§ **Requirements**: For the material that follows, list every line containing the word "комплекса".

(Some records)

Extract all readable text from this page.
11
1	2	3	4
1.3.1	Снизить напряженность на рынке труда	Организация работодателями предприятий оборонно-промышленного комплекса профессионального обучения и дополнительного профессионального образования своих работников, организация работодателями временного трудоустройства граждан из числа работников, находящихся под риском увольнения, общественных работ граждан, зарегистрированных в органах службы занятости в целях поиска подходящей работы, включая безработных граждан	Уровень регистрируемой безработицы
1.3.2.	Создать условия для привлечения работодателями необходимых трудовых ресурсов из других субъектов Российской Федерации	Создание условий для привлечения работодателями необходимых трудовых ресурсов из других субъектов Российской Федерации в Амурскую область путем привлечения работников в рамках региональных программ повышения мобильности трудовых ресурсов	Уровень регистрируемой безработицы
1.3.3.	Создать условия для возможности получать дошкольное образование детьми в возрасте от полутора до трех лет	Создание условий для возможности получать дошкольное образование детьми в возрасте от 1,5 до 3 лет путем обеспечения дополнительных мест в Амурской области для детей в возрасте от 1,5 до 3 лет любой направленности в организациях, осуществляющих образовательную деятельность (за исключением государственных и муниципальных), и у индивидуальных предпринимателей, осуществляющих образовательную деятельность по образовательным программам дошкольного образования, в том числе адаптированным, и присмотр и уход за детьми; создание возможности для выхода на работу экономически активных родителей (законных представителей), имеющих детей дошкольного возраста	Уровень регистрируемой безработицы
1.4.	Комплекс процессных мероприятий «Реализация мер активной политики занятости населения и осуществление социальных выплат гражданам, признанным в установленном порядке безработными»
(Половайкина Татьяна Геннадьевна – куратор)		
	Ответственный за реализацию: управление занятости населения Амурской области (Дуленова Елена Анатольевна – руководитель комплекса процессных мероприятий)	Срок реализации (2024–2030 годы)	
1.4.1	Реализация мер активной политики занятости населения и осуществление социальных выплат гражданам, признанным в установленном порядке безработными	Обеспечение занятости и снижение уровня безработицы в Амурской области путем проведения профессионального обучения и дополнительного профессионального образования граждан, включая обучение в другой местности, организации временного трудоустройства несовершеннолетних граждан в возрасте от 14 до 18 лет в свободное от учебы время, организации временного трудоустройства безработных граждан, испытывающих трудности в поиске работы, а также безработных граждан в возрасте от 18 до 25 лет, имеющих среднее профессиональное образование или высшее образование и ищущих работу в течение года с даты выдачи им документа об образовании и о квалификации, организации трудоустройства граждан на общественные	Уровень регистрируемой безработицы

§ **Solved problem**:
1.3.1	Снизить напряженность на рынке труда	Организация работодателями предприятий оборонно-промышленного комплекса профессионального обучения и дополнительного профессионального образования своих работников, организация работодателями временного трудоустройства граждан из числа работников, находящихся под риском увольнения, общественных работ граждан, зарегистрированных в органах службы занятости в целях поиска подходящей работы, включая безработных граждан	Уровень регистрируемой безработицы
	Ответственный за реализацию: управление занятости населения Амурской области (Дуленова Елена Анатольевна – руководитель комплекса процессных мероприятий)	Срок реализации (2024–2030 годы)	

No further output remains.